*WHAT THE TASK REQUIRES*.
Taking the lines below one at a time, count those with the string "Kemenkes" and give the result alone.

*MATERIALS PROVIDED*.
# # #

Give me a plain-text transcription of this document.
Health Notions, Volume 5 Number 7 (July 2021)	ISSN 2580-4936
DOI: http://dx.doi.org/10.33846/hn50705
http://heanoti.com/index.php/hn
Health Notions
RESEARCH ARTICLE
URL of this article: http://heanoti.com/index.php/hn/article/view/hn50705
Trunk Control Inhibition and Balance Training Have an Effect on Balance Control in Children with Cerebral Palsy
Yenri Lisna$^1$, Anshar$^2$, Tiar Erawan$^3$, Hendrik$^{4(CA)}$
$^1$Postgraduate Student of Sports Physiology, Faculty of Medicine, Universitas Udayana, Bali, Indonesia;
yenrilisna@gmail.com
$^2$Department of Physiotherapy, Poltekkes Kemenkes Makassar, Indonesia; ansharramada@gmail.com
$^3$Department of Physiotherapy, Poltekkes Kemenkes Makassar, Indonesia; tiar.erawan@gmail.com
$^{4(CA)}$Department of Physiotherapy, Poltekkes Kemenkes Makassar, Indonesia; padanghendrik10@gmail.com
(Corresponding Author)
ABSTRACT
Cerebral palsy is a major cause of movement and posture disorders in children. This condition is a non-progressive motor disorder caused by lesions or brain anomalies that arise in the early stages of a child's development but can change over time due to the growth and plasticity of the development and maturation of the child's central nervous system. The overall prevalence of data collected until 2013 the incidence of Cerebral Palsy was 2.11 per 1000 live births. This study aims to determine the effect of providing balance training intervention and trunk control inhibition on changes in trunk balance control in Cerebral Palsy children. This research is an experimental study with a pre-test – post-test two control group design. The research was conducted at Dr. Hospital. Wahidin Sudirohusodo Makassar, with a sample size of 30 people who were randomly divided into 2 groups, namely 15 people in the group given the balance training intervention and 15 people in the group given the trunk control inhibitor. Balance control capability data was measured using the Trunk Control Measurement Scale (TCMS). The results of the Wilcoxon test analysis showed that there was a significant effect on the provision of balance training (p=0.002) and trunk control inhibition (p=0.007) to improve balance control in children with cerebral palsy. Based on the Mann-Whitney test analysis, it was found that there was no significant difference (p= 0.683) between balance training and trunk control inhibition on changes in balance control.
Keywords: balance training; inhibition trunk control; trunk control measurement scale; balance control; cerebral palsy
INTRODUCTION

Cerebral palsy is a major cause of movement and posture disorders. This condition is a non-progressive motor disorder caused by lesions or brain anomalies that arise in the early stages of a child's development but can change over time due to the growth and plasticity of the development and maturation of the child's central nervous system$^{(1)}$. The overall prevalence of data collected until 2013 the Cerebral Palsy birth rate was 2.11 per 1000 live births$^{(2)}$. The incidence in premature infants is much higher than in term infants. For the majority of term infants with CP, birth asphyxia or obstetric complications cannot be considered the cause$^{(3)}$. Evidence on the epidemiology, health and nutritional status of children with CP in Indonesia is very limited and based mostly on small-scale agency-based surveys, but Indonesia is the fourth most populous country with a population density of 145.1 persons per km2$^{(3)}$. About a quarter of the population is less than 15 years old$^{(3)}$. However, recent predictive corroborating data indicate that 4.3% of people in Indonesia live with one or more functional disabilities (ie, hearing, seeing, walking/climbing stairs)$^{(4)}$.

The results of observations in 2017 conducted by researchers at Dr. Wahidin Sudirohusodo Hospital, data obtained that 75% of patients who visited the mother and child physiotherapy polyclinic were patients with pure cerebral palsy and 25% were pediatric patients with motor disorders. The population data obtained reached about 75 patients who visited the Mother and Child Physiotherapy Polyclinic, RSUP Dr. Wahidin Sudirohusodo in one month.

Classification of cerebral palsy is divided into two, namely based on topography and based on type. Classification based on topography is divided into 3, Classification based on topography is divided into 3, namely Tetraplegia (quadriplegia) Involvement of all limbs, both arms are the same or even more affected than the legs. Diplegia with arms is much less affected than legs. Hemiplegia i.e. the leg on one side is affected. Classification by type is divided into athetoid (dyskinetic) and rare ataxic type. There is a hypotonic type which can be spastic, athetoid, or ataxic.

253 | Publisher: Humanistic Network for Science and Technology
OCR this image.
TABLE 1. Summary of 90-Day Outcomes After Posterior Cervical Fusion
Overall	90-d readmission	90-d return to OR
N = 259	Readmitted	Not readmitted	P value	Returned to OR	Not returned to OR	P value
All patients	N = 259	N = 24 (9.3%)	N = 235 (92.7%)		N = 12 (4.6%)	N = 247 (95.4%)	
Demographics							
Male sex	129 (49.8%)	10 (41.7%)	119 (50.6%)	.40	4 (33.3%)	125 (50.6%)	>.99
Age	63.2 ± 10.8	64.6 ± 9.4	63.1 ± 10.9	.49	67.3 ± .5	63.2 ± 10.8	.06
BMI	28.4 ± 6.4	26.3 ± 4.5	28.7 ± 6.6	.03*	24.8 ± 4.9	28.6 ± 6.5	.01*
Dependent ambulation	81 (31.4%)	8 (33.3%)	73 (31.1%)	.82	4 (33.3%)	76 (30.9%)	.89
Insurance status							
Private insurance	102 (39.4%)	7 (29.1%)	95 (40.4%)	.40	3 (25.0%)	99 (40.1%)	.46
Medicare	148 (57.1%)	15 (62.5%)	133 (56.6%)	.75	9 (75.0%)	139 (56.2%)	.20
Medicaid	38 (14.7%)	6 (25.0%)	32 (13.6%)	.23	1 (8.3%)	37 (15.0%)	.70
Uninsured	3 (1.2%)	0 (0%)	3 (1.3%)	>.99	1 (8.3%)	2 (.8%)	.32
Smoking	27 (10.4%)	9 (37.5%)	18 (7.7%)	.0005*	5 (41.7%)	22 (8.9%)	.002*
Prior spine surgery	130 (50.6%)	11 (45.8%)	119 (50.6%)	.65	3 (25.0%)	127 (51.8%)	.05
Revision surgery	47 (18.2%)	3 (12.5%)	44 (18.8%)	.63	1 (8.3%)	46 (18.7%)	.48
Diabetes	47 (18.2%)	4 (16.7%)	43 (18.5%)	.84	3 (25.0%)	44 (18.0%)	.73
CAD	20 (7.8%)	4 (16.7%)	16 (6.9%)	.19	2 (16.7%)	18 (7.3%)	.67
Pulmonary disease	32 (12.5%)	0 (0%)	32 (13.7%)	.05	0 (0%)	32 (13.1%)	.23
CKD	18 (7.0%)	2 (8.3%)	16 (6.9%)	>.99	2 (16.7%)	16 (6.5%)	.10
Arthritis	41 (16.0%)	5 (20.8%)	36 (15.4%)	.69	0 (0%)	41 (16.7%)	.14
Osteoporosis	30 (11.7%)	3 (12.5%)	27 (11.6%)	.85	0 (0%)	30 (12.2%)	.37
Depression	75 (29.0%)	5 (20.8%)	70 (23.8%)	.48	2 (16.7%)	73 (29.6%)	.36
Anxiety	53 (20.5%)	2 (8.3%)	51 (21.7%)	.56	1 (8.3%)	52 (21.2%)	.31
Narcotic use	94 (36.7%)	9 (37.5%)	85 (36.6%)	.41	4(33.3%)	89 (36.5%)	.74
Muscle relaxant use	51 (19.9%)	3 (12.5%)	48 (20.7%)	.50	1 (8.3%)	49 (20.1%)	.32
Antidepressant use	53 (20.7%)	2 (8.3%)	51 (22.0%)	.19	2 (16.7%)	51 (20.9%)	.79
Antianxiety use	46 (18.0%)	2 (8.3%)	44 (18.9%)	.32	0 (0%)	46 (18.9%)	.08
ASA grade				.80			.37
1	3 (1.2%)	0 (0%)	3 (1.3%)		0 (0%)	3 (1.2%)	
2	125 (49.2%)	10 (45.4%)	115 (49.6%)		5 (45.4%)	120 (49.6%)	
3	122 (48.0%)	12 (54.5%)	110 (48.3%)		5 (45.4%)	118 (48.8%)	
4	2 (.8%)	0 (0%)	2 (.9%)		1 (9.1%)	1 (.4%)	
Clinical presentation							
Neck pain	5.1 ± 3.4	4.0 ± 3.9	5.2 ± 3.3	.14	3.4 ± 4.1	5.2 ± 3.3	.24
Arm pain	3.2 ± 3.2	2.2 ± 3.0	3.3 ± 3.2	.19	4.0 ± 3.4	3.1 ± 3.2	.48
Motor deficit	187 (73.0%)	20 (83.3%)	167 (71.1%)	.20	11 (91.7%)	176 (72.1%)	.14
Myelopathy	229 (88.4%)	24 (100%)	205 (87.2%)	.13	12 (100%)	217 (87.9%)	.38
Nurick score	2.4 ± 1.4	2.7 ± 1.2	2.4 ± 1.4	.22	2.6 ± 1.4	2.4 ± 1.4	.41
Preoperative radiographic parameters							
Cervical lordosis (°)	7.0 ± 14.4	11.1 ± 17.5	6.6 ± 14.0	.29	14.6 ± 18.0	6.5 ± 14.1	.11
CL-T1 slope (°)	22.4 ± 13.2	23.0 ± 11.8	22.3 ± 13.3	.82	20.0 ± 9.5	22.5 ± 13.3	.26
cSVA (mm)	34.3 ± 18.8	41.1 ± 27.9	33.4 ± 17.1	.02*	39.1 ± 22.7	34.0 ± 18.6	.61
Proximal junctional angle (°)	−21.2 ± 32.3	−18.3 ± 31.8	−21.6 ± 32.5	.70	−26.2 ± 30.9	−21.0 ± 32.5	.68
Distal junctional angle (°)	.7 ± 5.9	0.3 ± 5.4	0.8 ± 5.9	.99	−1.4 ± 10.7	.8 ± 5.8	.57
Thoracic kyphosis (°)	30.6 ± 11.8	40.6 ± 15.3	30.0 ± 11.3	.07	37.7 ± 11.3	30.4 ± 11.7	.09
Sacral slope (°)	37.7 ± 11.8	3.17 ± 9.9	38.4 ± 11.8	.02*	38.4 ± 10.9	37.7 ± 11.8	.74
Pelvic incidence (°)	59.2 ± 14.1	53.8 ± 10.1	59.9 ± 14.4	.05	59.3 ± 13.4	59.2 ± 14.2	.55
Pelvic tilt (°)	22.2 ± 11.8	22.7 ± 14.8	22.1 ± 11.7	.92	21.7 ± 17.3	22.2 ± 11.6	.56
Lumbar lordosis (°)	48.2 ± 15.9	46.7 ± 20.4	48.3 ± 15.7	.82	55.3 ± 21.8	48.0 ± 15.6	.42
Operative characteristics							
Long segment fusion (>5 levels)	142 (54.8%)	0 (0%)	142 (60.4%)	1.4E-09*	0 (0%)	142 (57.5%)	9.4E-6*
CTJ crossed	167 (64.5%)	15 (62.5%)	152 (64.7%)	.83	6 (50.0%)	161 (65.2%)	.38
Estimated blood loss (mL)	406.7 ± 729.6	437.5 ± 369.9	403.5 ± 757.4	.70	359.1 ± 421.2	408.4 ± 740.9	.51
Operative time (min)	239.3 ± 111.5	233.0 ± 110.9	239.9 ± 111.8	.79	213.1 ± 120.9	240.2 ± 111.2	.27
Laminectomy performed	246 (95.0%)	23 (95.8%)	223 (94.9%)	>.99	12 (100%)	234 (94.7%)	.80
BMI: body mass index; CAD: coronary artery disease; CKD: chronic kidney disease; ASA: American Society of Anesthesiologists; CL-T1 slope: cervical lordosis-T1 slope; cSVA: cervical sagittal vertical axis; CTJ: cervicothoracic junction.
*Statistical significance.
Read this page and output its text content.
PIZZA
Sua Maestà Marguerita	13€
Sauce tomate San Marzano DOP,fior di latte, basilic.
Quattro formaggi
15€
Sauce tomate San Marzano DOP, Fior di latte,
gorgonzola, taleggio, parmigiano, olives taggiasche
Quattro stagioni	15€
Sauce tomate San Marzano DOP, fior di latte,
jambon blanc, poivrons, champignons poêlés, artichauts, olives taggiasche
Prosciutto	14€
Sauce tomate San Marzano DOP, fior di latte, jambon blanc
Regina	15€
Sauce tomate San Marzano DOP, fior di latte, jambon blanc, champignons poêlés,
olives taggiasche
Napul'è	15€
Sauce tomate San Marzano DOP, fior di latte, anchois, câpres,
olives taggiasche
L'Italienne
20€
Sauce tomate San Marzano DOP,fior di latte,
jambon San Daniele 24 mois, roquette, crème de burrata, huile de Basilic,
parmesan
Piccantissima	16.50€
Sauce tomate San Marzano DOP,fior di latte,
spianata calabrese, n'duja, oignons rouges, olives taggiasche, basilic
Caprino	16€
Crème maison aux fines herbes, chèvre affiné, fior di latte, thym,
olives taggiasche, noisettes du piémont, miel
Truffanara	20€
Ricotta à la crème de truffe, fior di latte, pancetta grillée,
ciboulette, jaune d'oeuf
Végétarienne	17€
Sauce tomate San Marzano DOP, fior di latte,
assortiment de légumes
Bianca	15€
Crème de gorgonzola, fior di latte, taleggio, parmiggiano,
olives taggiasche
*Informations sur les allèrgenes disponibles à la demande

# # #

*EXERCISE ANSWER*.
3